# PROVIDED INFORMATION:
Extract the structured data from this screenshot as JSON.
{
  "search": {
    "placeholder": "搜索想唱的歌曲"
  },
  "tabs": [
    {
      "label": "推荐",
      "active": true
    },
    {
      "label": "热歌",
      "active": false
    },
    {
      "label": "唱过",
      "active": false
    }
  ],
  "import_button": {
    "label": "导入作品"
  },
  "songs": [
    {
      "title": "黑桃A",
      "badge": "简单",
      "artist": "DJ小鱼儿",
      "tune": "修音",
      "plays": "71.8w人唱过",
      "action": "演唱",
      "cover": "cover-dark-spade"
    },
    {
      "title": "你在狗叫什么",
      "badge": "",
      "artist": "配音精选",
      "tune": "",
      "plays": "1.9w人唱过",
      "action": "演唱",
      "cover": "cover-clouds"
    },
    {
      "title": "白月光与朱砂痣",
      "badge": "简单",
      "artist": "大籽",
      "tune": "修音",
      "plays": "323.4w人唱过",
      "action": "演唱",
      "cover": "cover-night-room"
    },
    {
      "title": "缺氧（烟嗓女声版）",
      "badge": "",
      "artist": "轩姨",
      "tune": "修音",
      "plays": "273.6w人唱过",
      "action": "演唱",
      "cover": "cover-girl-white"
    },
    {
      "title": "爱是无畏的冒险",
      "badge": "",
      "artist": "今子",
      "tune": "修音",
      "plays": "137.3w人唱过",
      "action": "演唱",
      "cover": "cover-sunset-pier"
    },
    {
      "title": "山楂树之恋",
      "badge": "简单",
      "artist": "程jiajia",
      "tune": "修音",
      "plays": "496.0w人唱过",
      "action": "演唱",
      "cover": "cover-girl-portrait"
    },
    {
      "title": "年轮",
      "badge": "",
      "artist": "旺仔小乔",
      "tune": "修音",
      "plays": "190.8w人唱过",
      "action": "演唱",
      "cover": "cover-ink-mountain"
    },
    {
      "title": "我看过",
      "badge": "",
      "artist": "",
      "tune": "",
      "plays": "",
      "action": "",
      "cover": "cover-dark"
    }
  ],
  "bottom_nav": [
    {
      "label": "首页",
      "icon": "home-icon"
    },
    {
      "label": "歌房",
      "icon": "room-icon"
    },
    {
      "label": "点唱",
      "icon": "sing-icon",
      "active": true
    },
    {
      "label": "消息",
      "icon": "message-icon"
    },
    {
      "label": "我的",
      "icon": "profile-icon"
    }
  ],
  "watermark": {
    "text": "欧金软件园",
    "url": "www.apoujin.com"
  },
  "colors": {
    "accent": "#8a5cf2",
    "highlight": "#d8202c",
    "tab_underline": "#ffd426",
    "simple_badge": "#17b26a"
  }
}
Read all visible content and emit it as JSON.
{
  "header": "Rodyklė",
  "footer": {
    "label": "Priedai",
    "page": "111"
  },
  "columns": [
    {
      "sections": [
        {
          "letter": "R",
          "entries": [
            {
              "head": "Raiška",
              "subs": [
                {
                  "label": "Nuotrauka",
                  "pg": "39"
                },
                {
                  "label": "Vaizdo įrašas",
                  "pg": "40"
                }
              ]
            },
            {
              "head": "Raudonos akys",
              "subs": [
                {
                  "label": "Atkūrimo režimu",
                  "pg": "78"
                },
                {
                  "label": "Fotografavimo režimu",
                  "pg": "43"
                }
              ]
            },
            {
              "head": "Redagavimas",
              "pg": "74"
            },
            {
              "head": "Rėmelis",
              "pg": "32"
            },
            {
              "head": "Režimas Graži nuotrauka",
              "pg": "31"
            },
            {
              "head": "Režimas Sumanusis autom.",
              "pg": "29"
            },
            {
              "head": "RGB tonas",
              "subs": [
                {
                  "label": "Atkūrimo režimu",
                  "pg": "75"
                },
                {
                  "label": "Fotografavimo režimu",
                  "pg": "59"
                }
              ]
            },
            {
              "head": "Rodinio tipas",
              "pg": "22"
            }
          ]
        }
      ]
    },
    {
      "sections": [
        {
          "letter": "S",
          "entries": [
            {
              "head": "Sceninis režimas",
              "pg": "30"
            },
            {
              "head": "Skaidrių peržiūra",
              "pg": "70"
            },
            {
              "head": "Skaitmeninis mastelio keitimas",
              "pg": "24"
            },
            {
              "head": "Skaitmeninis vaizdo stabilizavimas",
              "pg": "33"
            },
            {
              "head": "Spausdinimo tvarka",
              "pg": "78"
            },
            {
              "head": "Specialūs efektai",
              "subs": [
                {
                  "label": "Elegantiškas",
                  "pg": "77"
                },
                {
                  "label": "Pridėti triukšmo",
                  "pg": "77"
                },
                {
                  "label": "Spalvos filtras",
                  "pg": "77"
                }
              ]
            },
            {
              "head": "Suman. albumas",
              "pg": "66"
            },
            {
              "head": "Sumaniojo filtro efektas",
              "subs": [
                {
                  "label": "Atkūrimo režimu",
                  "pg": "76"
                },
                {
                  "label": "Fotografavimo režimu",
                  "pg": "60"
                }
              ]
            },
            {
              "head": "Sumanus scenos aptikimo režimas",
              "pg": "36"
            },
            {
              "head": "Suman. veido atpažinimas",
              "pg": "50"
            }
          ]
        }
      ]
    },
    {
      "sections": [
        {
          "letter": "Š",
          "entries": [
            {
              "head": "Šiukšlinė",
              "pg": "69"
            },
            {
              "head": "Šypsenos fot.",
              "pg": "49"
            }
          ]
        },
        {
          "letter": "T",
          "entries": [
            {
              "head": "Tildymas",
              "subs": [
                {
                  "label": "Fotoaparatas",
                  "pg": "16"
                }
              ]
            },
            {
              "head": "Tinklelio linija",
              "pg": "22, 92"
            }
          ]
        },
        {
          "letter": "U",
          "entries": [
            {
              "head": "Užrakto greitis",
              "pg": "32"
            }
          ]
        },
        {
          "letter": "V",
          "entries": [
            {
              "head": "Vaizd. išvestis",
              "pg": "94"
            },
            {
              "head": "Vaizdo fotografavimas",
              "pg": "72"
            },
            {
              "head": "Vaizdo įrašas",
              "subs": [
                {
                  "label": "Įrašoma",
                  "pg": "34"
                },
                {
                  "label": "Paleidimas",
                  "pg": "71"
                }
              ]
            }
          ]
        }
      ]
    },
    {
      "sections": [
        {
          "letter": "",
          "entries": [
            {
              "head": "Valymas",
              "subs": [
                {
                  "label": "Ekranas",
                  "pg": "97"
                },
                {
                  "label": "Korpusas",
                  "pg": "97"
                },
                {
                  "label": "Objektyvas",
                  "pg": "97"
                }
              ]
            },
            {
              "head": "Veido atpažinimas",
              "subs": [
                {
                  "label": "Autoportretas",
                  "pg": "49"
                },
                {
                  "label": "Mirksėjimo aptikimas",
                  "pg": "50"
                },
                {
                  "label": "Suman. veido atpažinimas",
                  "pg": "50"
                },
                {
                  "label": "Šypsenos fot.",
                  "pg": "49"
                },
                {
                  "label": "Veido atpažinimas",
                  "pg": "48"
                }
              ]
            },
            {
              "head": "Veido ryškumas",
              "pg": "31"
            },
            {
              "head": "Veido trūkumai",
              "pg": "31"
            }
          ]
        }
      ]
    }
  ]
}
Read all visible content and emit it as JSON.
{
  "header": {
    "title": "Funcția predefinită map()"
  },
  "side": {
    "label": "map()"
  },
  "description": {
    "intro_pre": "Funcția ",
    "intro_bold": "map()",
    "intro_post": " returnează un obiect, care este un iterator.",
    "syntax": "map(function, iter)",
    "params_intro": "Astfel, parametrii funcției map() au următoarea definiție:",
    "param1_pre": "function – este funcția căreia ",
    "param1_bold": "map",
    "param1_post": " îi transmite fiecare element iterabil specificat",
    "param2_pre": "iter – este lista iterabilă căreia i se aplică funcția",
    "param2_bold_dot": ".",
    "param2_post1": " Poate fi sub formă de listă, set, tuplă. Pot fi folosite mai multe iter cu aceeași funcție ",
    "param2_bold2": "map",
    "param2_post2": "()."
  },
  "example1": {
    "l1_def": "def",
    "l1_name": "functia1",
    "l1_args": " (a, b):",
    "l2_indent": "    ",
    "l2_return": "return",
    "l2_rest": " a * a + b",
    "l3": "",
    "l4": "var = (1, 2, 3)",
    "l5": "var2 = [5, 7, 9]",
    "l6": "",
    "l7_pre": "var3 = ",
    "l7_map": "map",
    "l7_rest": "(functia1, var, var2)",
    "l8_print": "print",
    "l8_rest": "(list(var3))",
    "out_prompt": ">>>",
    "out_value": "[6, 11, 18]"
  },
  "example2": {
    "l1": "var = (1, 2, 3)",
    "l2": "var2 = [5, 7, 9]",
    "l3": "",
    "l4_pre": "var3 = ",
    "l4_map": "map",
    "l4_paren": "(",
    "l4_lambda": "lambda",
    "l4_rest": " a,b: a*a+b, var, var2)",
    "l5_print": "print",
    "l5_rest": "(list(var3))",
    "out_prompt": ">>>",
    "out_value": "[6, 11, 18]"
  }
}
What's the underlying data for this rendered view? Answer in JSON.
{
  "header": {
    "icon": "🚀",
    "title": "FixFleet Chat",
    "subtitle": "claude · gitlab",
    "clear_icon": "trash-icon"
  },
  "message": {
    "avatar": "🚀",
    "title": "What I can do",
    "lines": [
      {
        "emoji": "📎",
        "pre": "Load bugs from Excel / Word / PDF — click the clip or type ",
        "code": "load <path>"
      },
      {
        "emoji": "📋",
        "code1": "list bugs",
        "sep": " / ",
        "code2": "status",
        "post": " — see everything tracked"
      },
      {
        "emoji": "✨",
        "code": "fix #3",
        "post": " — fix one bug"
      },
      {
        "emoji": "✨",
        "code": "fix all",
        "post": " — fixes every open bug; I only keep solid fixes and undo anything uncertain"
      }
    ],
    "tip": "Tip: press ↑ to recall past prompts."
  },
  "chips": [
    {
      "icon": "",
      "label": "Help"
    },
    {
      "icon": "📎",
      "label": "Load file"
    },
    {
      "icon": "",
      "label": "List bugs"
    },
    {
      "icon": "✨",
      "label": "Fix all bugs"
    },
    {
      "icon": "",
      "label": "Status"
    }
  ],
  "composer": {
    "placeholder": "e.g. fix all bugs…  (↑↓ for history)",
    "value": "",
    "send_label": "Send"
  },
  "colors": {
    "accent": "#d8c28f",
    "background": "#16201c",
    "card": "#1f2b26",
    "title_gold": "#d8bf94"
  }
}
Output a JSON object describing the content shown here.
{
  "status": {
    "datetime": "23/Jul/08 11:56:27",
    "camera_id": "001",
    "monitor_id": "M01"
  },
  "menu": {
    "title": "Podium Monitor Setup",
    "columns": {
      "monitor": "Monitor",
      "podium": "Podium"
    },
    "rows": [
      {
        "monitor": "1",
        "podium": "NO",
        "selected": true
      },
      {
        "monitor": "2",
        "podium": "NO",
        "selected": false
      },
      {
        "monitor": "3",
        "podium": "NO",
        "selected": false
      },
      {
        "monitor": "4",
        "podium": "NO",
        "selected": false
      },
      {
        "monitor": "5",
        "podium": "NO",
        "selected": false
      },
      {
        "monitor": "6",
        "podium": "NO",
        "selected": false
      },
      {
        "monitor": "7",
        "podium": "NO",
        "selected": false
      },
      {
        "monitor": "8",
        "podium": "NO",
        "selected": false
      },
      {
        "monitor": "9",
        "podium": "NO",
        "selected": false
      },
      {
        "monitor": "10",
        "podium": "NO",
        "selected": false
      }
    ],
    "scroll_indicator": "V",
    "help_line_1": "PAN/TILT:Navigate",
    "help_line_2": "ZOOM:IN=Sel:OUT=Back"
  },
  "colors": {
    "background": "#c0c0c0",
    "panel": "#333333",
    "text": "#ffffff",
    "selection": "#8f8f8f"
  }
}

# DIRECTIONS FOR THIS TASK:
Scan the listing above. Gather each line that contains the word "letter".

# WRITTEN ANSWER:
          "letter": "R",
          "letter": "S",
          "letter": "Š",
          "letter": "T",
          "letter": "U",
          "letter": "V",
          "letter": "",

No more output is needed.